■ **BRIEF A**: Reproduce the listing verbatim from its first line through the line containing "median-control-group: Control Arm: 6", including both of those lines.

They’re quite fun, these ticket places. And dead easy. Even without the English version, as they have pictures of the food on the machines. You can see exactly what you’re getting. Just bung in enough coins and notes to pay for it, then hand the ticket it spits out to the waiter. In this case waiter and chef. As he’s the only person working here. It is pretty tiny. There are just a few seats at the counter and three small tables.

We all get a beer. I get some fried dumplings and Alexei fried chicken. Both are pretty good. It's weird to see how the dumplings are cooked. First they're deep fried, then the cook poured the fat away and sort of grilled them to finish off. Never seen anything cooked that way before.

On the TV they have the bizarre programme with the enormous transvestite bloke. I’ve never managed to work out what the hell it’s about. It has “brunch” in the title so I suppose it’s something like Sunday Brunch on Channel 4. Just with dollops of added weirdness.

The food is pretty good. Just fills a hole nicely.

“That beer was just what I needed, boys.”

“Something alcoholic is always what you ‘need’, Dad” Andrew replies cynically, complete with air quotes. The bastard.

Cooled down, we make our plans. It's a bit far to walk.

“Taxi, kids?”

“Too right.”

We quickly grab a taxi that takes us directly to the museum. Luckily, cabs are neither rare nor expensive here.

I notice loads of places obviously geared to American servicemen. Like a gun shop, tattoo parlours and military tailors. There's a big US naval base here as well as a Japanese one.

The Mikasa is dead interesting. Though it's odd to think that, despite being one of the most powerful battleships in the world when built, it was obsolete just a couple of years later after the first dreadnought was launched.

The displays inside are excellent. Though some of the historical stuff is a bit dodgy. And a lot is only explained in Japanese. Odd that at the rear there's a little admiral's suite, as in wooden sailing warships.

They have quite a few interactive displays to recreate Tsushima and even virtual reality. It's mostly pretty well air-conditioned, too.

We get another taxi back to the station. Where I quickly nip into the shop to get myself a can of beer.

"Dad, do you really need that?"

"It's hot and I wouldn't want to get dehydrated."

"Not much chance of getting dehydrated the way you knock back beer."

"Better safe than sorry."

Considering it's the weekend, the train is pretty crowded. But the airco is good, making it pleasant enough.

Is that young woman over on the other side of the carriage looking my way? Surely not? She’s sitting right next to the door. The one I get off through. I throw her a smile as I depart. Which she returns. Nice people, the Japanese.

A little ramen place with Alexei - another ticket place. It seems to have a samurai theme. The door handles are samurai swords.

■ **BRIEF B**: In the travel diary excerpt, what serve as the door handles at the samurai-themed ramen place?

■ **RECORDS FOR THE TASK**:
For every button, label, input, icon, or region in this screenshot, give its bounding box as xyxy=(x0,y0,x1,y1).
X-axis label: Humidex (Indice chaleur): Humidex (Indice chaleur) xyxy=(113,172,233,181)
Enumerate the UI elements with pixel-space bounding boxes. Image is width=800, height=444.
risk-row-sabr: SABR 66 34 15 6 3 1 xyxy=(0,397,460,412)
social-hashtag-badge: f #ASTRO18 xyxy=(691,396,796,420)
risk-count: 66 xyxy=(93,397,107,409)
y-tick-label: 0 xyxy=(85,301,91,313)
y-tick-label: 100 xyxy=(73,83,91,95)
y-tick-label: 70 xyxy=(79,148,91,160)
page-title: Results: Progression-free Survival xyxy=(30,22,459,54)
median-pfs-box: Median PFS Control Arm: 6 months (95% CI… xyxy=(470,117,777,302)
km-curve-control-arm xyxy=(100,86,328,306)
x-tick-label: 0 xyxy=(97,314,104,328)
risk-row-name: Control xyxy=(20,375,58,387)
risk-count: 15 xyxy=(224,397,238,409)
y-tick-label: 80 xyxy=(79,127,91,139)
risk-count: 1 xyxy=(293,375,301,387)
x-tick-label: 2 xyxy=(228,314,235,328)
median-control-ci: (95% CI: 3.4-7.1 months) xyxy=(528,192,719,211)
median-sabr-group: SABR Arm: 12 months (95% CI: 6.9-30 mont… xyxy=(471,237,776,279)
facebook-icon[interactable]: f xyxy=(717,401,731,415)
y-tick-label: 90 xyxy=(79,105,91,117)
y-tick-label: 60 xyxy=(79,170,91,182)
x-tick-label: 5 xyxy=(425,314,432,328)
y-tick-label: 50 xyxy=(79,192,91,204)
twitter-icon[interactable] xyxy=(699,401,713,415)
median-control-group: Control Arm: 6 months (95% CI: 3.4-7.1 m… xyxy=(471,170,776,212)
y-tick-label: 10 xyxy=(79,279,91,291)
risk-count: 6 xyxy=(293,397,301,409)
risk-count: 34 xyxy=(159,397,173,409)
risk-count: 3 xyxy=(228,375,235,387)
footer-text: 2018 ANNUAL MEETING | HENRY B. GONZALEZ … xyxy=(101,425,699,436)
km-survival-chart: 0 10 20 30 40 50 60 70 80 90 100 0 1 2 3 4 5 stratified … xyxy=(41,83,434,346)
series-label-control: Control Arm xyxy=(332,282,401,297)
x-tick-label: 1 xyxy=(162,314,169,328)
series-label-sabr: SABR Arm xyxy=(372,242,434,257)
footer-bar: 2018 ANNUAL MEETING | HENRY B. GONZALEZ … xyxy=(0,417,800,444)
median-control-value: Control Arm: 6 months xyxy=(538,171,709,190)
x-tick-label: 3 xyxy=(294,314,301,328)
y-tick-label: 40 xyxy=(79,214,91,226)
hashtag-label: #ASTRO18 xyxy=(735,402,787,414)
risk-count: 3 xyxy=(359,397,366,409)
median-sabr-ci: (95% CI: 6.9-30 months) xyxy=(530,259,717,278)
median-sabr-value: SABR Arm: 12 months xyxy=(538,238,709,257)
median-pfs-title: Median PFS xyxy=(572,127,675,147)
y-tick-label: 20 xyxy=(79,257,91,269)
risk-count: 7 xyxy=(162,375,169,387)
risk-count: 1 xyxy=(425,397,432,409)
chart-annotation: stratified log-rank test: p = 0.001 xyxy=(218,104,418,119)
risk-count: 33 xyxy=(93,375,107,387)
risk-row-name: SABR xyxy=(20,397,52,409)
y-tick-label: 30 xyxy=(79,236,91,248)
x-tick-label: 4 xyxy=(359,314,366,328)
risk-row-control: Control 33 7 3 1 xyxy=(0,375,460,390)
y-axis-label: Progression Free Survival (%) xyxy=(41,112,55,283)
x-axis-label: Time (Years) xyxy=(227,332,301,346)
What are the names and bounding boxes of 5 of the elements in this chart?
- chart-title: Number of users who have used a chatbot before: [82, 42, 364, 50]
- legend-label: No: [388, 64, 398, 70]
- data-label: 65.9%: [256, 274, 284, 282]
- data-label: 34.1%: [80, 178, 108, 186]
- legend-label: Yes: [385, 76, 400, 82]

■ **TASK ANSWER A**:
For every button, label, input, icon, or region in this screenshot, give its bounding box as xyxy=(x0,y0,x1,y1).
X-axis label: Humidex (Indice chaleur): Humidex (Indice chaleur) xyxy=(113,172,233,181)
Enumerate the UI elements with pixel-space bounding boxes. Image is width=800, height=444.
risk-row-sabr: SABR 66 34 15 6 3 1 xyxy=(0,397,460,412)
social-hashtag-badge: f #ASTRO18 xyxy=(691,396,796,420)
risk-count: 66 xyxy=(93,397,107,409)
y-tick-label: 0 xyxy=(85,301,91,313)
y-tick-label: 100 xyxy=(73,83,91,95)
y-tick-label: 70 xyxy=(79,148,91,160)
page-title: Results: Progression-free Survival xyxy=(30,22,459,54)
median-pfs-box: Median PFS Control Arm: 6 months (95% CI… xyxy=(470,117,777,302)
km-curve-control-arm xyxy=(100,86,328,306)
x-tick-label: 0 xyxy=(97,314,104,328)
risk-row-name: Control xyxy=(20,375,58,387)
risk-count: 15 xyxy=(224,397,238,409)
y-tick-label: 80 xyxy=(79,127,91,139)
risk-count: 1 xyxy=(293,375,301,387)
x-tick-label: 2 xyxy=(228,314,235,328)
median-control-ci: (95% CI: 3.4-7.1 months) xyxy=(528,192,719,211)
median-sabr-group: SABR Arm: 12 months (95% CI: 6.9-30 mont… xyxy=(471,237,776,279)
facebook-icon[interactable]: f xyxy=(717,401,731,415)
y-tick-label: 90 xyxy=(79,105,91,117)
y-tick-label: 60 xyxy=(79,170,91,182)
x-tick-label: 5 xyxy=(425,314,432,328)
y-tick-label: 50 xyxy=(79,192,91,204)
twitter-icon[interactable] xyxy=(699,401,713,415)
median-control-group: Control Arm: 6 months (95% CI: 3.4-7.1 m… xyxy=(471,170,776,212)

■ **TASK ANSWER B**: Samurai swords.